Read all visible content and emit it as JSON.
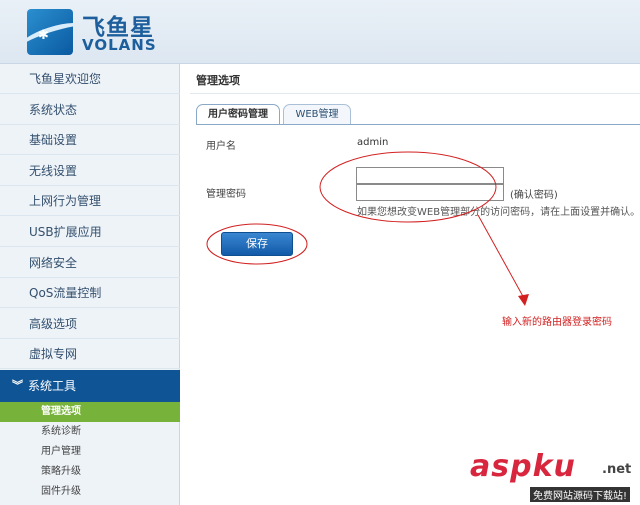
{
  "brand": {
    "name_cn": "飞鱼星",
    "name_en": "VOLANS"
  },
  "sidebar": {
    "items": [
      {
        "label": "飞鱼星欢迎您"
      },
      {
        "label": "系统状态"
      },
      {
        "label": "基础设置"
      },
      {
        "label": "无线设置"
      },
      {
        "label": "上网行为管理"
      },
      {
        "label": "USB扩展应用"
      },
      {
        "label": "网络安全"
      },
      {
        "label": "QoS流量控制"
      },
      {
        "label": "高级选项"
      },
      {
        "label": "虚拟专网"
      }
    ],
    "section": {
      "label": "系统工具",
      "icon": "double-chevron-down-icon"
    },
    "sub_items": [
      {
        "label": "管理选项",
        "active": true
      },
      {
        "label": "系统诊断"
      },
      {
        "label": "用户管理"
      },
      {
        "label": "策略升级"
      },
      {
        "label": "固件升级"
      }
    ]
  },
  "main": {
    "title": "管理选项",
    "tabs": [
      {
        "label": "用户密码管理",
        "active": true
      },
      {
        "label": "WEB管理"
      }
    ],
    "form": {
      "username_label": "用户名",
      "username_value": "admin",
      "password_label": "管理密码",
      "password_value": "",
      "confirm_value": "",
      "confirm_label": "(确认密码)",
      "hint": "如果您想改变WEB管理部分的访问密码，请在上面设置并确认。"
    },
    "save_label": "保存"
  },
  "annotation": {
    "text": "输入新的路由器登录密码",
    "color": "#d22020"
  },
  "watermark": {
    "main": "aspku",
    "tld": ".net",
    "sub": "免费网站源码下载站!"
  }
}
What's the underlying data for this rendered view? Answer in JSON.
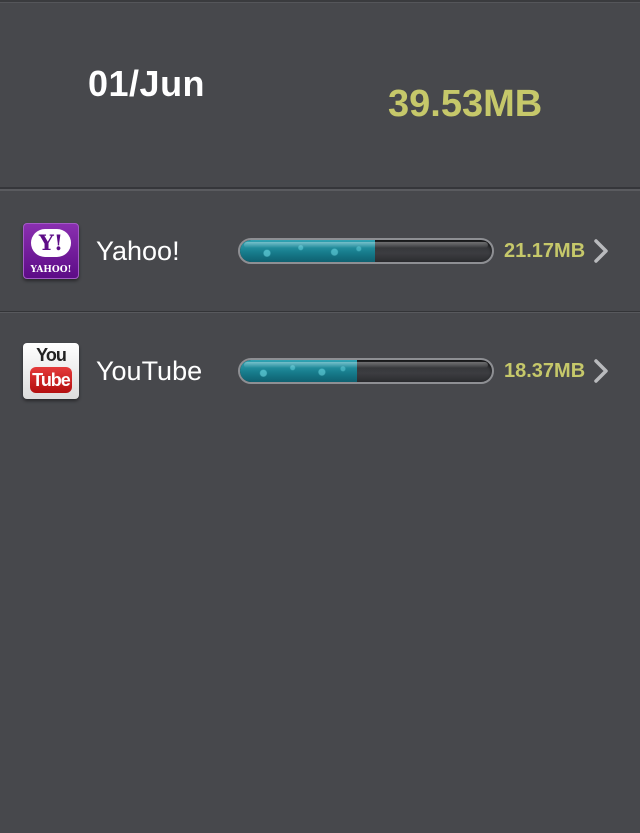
{
  "header": {
    "date": "01/Jun",
    "total_usage": "39.53MB"
  },
  "apps": [
    {
      "name": "Yahoo!",
      "icon": "yahoo-app-icon",
      "icon_text_main": "Y!",
      "icon_text_sub": "YAHOO!",
      "usage": "21.17MB",
      "usage_fraction": 0.536
    },
    {
      "name": "YouTube",
      "icon": "youtube-app-icon",
      "icon_text_top": "You",
      "icon_text_bottom": "Tube",
      "usage": "18.37MB",
      "usage_fraction": 0.465
    }
  ],
  "colors": {
    "background": "#47484c",
    "accent_value": "#c6c86a",
    "bar_fill": "#1e8f9f"
  }
}
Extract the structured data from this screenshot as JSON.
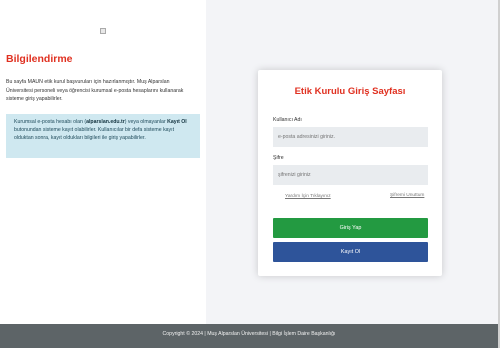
{
  "left": {
    "heading": "Bilgilendirme",
    "intro": "Bu sayfa MAUN etik kurul başvuruları için hazırlanmıştır. Muş Alparslan Üniversitesi personeli veya öğrencisi kurumsal e-posta hesaplarını kullanarak sisteme giriş yapabilirler.",
    "info": {
      "part1": "Kurumsal e-posta hesabı olan (",
      "domain": "alparslan.edu.tr",
      "part2": ") veya olmayanlar",
      "register": "Kayıt Ol",
      "part3": "butonundan sisteme kayıt olabilirler. Kullanıcılar bir defa sisteme kayıt olduktan sonra, kayıt oldukları bilgileri ile giriş yapabilirler."
    }
  },
  "login": {
    "title": "Etik Kurulu Giriş Sayfası",
    "username_label": "Kullanıcı Adı",
    "username_placeholder": "e-posta adresinizi giriniz.",
    "password_label": "Şifre",
    "password_placeholder": "şifrenizi giriniz",
    "help_link": "Yardım İçin Tıklayınız",
    "forgot_link": "Şifremi Unuttum",
    "login_button": "Giriş Yap",
    "register_button": "Kayıt Ol"
  },
  "footer": {
    "text": "Copyright © 2024 | Muş Alparslan Üniversitesi | Bilgi İşlem Daire Başkanlığı"
  },
  "colors": {
    "accent_red": "#e03020",
    "login_green": "#239a41",
    "register_blue": "#2e549a",
    "footer_gray": "#5d6467"
  }
}
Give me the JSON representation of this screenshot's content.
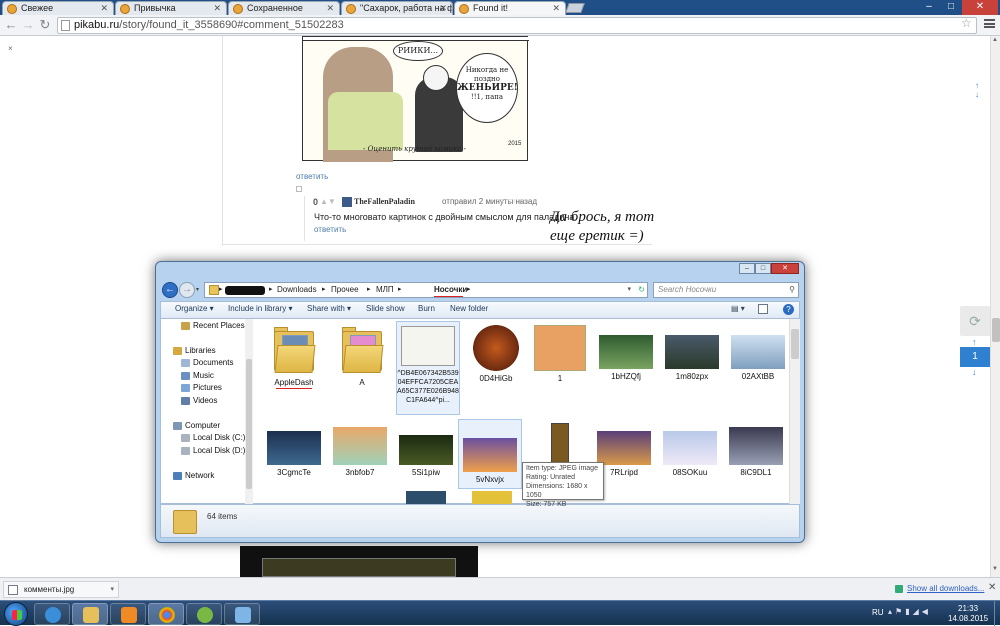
{
  "browser": {
    "tabs": [
      {
        "label": "Свежее",
        "active": false
      },
      {
        "label": "Привычка",
        "active": false
      },
      {
        "label": "Сохраненное",
        "active": false
      },
      {
        "label": "\"Сахарок, работа на фер",
        "active": false
      },
      {
        "label": "Found it!",
        "active": true
      }
    ],
    "window_controls": [
      "–",
      "□",
      "✕"
    ],
    "url_domain": "pikabu.ru",
    "url_path": "/story/found_it_3558690#comment_51502283"
  },
  "page": {
    "comic": {
      "bubble1": "РИИКИ...",
      "bubble2_line1": "Никогда не",
      "bubble2_line2": "поздно",
      "bubble2_big": "ЖЕНЬИРЕ!",
      "bubble2_line3": "!!1, папа",
      "caption": "- Оценить крутой комикс -",
      "signature": "2015"
    },
    "reply_label_1": "ответить",
    "comment": {
      "score": "0",
      "username": "TheFallenPaladin",
      "meta": "отправил 2 минуты назад",
      "text": "Что-то многовато картинок с двойным смыслом для паладина",
      "reply_label": "ответить"
    },
    "overlay_text_line1": "Да брось, я тот",
    "overlay_text_line2": "еще еретик =)",
    "pager": {
      "page": "1"
    },
    "accent_color": "#2f80d1"
  },
  "explorer": {
    "window_controls": [
      "–",
      "□",
      "✕"
    ],
    "breadcrumbs": [
      "Downloads",
      "Прочее",
      "МЛП",
      "Носочки"
    ],
    "search_placeholder": "Search Носочки",
    "commands": [
      "Organize ▾",
      "Include in library ▾",
      "Share with ▾",
      "Slide show",
      "Burn",
      "New folder"
    ],
    "nav": [
      {
        "label": "Recent Places",
        "sub": true,
        "icon": "recent-places-icon"
      },
      {
        "label": "Libraries",
        "sub": false,
        "icon": "libraries-icon"
      },
      {
        "label": "Documents",
        "sub": true,
        "icon": "documents-icon"
      },
      {
        "label": "Music",
        "sub": true,
        "icon": "music-icon"
      },
      {
        "label": "Pictures",
        "sub": true,
        "icon": "pictures-icon"
      },
      {
        "label": "Videos",
        "sub": true,
        "icon": "videos-icon"
      },
      {
        "label": "Computer",
        "sub": false,
        "icon": "computer-icon"
      },
      {
        "label": "Local Disk (C:)",
        "sub": true,
        "icon": "disk-icon"
      },
      {
        "label": "Local Disk (D:)",
        "sub": true,
        "icon": "disk-icon"
      },
      {
        "label": "Network",
        "sub": false,
        "icon": "network-icon"
      }
    ],
    "files_row1": [
      {
        "name": "AppleDash",
        "kind": "folder"
      },
      {
        "name": "A",
        "kind": "folder"
      },
      {
        "name": "^DB4E067342B53904EFFCA7205CEAA65C377E026B948C1FA644^pi...",
        "kind": "image"
      },
      {
        "name": "0D4HiGb",
        "kind": "image"
      },
      {
        "name": "1",
        "kind": "image"
      },
      {
        "name": "1bHZQfj",
        "kind": "image"
      },
      {
        "name": "1m80zpx",
        "kind": "image"
      },
      {
        "name": "02AXtBB",
        "kind": "image"
      }
    ],
    "files_row2": [
      {
        "name": "3CgmcTe",
        "kind": "image"
      },
      {
        "name": "3nbfob7",
        "kind": "image"
      },
      {
        "name": "5Si1piw",
        "kind": "image"
      },
      {
        "name": "5vNxvjx",
        "kind": "image"
      },
      {
        "name": "",
        "kind": "image"
      },
      {
        "name": "7RLripd",
        "kind": "image"
      },
      {
        "name": "08SOKuu",
        "kind": "image"
      },
      {
        "name": "8iC9DL1",
        "kind": "image"
      }
    ],
    "tooltip": {
      "type": "Item type: JPEG image",
      "rating": "Rating: Unrated",
      "dimensions": "Dimensions: 1680 x 1050",
      "size": "Size: 757 KB"
    },
    "status": "64 items"
  },
  "downloads": {
    "item": "комменты.jpg",
    "show_all": "Show all downloads..."
  },
  "taskbar": {
    "lang": "RU",
    "time": "21:33",
    "date": "14.08.2015"
  }
}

● Directive
Restate the full listing verbatim and drop every picture.

● Finished answer
Read all visible content and emit it as JSON.
{
  "brand": {
    "name_cn": "飞鱼星",
    "name_en": "VOLANS"
  },
  "sidebar": {
    "items": [
      {
        "label": "飞鱼星欢迎您"
      },
      {
        "label": "系统状态"
      },
      {
        "label": "基础设置"
      },
      {
        "label": "无线设置"
      },
      {
        "label": "上网行为管理"
      },
      {
        "label": "USB扩展应用"
      },
      {
        "label": "网络安全"
      },
      {
        "label": "QoS流量控制"
      },
      {
        "label": "高级选项"
      },
      {
        "label": "虚拟专网"
      }
    ],
    "section": {
      "label": "系统工具",
      "icon": "double-chevron-down-icon"
    },
    "sub_items": [
      {
        "label": "管理选项",
        "active": true
      },
      {
        "label": "系统诊断"
      },
      {
        "label": "用户管理"
      },
      {
        "label": "策略升级"
      },
      {
        "label": "固件升级"
      }
    ]
  },
  "main": {
    "title": "管理选项",
    "tabs": [
      {
        "label": "用户密码管理",
        "active": true
      },
      {
        "label": "WEB管理"
      }
    ],
    "form": {
      "username_label": "用户名",
      "username_value": "admin",
      "password_label": "管理密码",
      "password_value": "",
      "confirm_value": "",
      "confirm_label": "(确认密码)",
      "hint": "如果您想改变WEB管理部分的访问密码，请在上面设置并确认。"
    },
    "save_label": "保存"
  },
  "annotation": {
    "text": "输入新的路由器登录密码",
    "color": "#d22020"
  },
  "watermark": {
    "main": "aspku",
    "tld": ".net",
    "sub": "免费网站源码下载站!"
  }
}
What's the underlying data for this rendered view? Answer in JSON.
{
  "header": {
    "date": "01/Jun",
    "total_usage": "39.53MB"
  },
  "apps": [
    {
      "name": "Yahoo!",
      "icon": "yahoo-app-icon",
      "icon_text_main": "Y!",
      "icon_text_sub": "YAHOO!",
      "usage": "21.17MB",
      "usage_fraction": 0.536
    },
    {
      "name": "YouTube",
      "icon": "youtube-app-icon",
      "icon_text_top": "You",
      "icon_text_bottom": "Tube",
      "usage": "18.37MB",
      "usage_fraction": 0.465
    }
  ],
  "colors": {
    "background": "#47484c",
    "accent_value": "#c6c86a",
    "bar_fill": "#1e8f9f"
  }
}
Extract the structured data from this screenshot as JSON.
{
  "left": {
    "heading": "Bilgilendirme",
    "intro": "Bu sayfa MAUN etik kurul başvuruları için hazırlanmıştır. Muş Alparslan Üniversitesi personeli veya öğrencisi kurumsal e-posta hesaplarını kullanarak sisteme giriş yapabilirler.",
    "info": {
      "part1": "Kurumsal e-posta hesabı olan (",
      "domain": "alparslan.edu.tr",
      "part2": ") veya olmayanlar",
      "register": "Kayıt Ol",
      "part3": "butonundan sisteme kayıt olabilirler. Kullanıcılar bir defa sisteme kayıt olduktan sonra, kayıt oldukları bilgileri ile giriş yapabilirler."
    }
  },
  "login": {
    "title": "Etik Kurulu Giriş Sayfası",
    "username_label": "Kullanıcı Adı",
    "username_placeholder": "e-posta adresinizi giriniz.",
    "password_label": "Şifre",
    "password_placeholder": "şifrenizi giriniz",
    "help_link": "Yardım İçin Tıklayınız",
    "forgot_link": "Şifremi Unuttum",
    "login_button": "Giriş Yap",
    "register_button": "Kayıt Ol"
  },
  "footer": {
    "text": "Copyright © 2024 | Muş Alparslan Üniversitesi | Bilgi İşlem Daire Başkanlığı"
  },
  "colors": {
    "accent_red": "#e03020",
    "login_green": "#239a41",
    "register_blue": "#2e549a",
    "footer_gray": "#5d6467"
  }
}
Give me the JSON representation of this screenshot's content.
{
  "browser": {
    "tabs": [
      {
        "label": "Свежее",
        "active": false
      },
      {
        "label": "Привычка",
        "active": false
      },
      {
        "label": "Сохраненное",
        "active": false
      },
      {
        "label": "\"Сахарок, работа на фер",
        "active": false
      },
      {
        "label": "Found it!",
        "active": true
      }
    ],
    "window_controls": [
      "–",
      "□",
      "✕"
    ],
    "url_domain": "pikabu.ru",
    "url_path": "/story/found_it_3558690#comment_51502283"
  },
  "page": {
    "comic": {
      "bubble1": "РИИКИ...",
      "bubble2_line1": "Никогда не",
      "bubble2_line2": "поздно",
      "bubble2_big": "ЖЕНЬИРЕ!",
      "bubble2_line3": "!!1, папа",
      "caption": "- Оценить крутой комикс -",
      "signature": "2015"
    },
    "reply_label_1": "ответить",
    "comment": {
      "score": "0",
      "username": "TheFallenPaladin",
      "meta": "отправил 2 минуты назад",
      "text": "Что-то многовато картинок с двойным смыслом для паладина",
      "reply_label": "ответить"
    },
    "overlay_text_line1": "Да брось, я тот",
    "overlay_text_line2": "еще еретик =)",
    "pager": {
      "page": "1"
    },
    "accent_color": "#2f80d1"
  },
  "explorer": {
    "window_controls": [
      "–",
      "□",
      "✕"
    ],
    "breadcrumbs": [
      "Downloads",
      "Прочее",
      "МЛП",
      "Носочки"
    ],
    "search_placeholder": "Search Носочки",
    "commands": [
      "Organize ▾",
      "Include in library ▾",
      "Share with ▾",
      "Slide show",
      "Burn",
      "New folder"
    ],
    "nav": [
      {
        "label": "Recent Places",
        "sub": true,
        "icon": "recent-places-icon"
      },
      {
        "label": "Libraries",
        "sub": false,
        "icon": "libraries-icon"
      },
      {
        "label": "Documents",
        "sub": true,
        "icon": "documents-icon"
      },
      {
        "label": "Music",
        "sub": true,
        "icon": "music-icon"
      },
      {
        "label": "Pictures",
        "sub": true,
        "icon": "pictures-icon"
      },
      {
        "label": "Videos",
        "sub": true,
        "icon": "videos-icon"
      },
      {
        "label": "Computer",
        "sub": false,
        "icon": "computer-icon"
      },
      {
        "label": "Local Disk (C:)",
        "sub": true,
        "icon": "disk-icon"
      },
      {
        "label": "Local Disk (D:)",
        "sub": true,
        "icon": "disk-icon"
      },
      {
        "label": "Network",
        "sub": false,
        "icon": "network-icon"
      }
    ],
    "files_row1": [
      {
        "name": "AppleDash",
        "kind": "folder"
      },
      {
        "name": "A",
        "kind": "folder"
      },
      {
        "name": "^DB4E067342B53904EFFCA7205CEAA65C377E026B948C1FA644^pi...",
        "kind": "image"
      },
      {
        "name": "0D4HiGb",
        "kind": "image"
      },
      {
        "name": "1",
        "kind": "image"
      },
      {
        "name": "1bHZQfj",
        "kind": "image"
      },
      {
        "name": "1m80zpx",
        "kind": "image"
      },
      {
        "name": "02AXtBB",
        "kind": "image"
      }
    ],
    "files_row2": [
      {
        "name": "3CgmcTe",
        "kind": "image"
      },
      {
        "name": "3nbfob7",
        "kind": "image"
      },
      {
        "name": "5Si1piw",
        "kind": "image"
      },
      {
        "name": "5vNxvjx",
        "kind": "image"
      },
      {
        "name": "",
        "kind": "image"
      },
      {
        "name": "7RLripd",
        "kind": "image"
      },
      {
        "name": "08SOKuu",
        "kind": "image"
      },
      {
        "name": "8iC9DL1",
        "kind": "image"
      }
    ],
    "tooltip": {
      "type": "Item type: JPEG image",
      "rating": "Rating: Unrated",
      "dimensions": "Dimensions: 1680 x 1050",
      "size": "Size: 757 KB"
    },
    "status": "64 items"
  },
  "downloads": {
    "item": "комменты.jpg",
    "show_all": "Show all downloads..."
  },
  "taskbar": {
    "lang": "RU",
    "time": "21:33",
    "date": "14.08.2015"
  }
}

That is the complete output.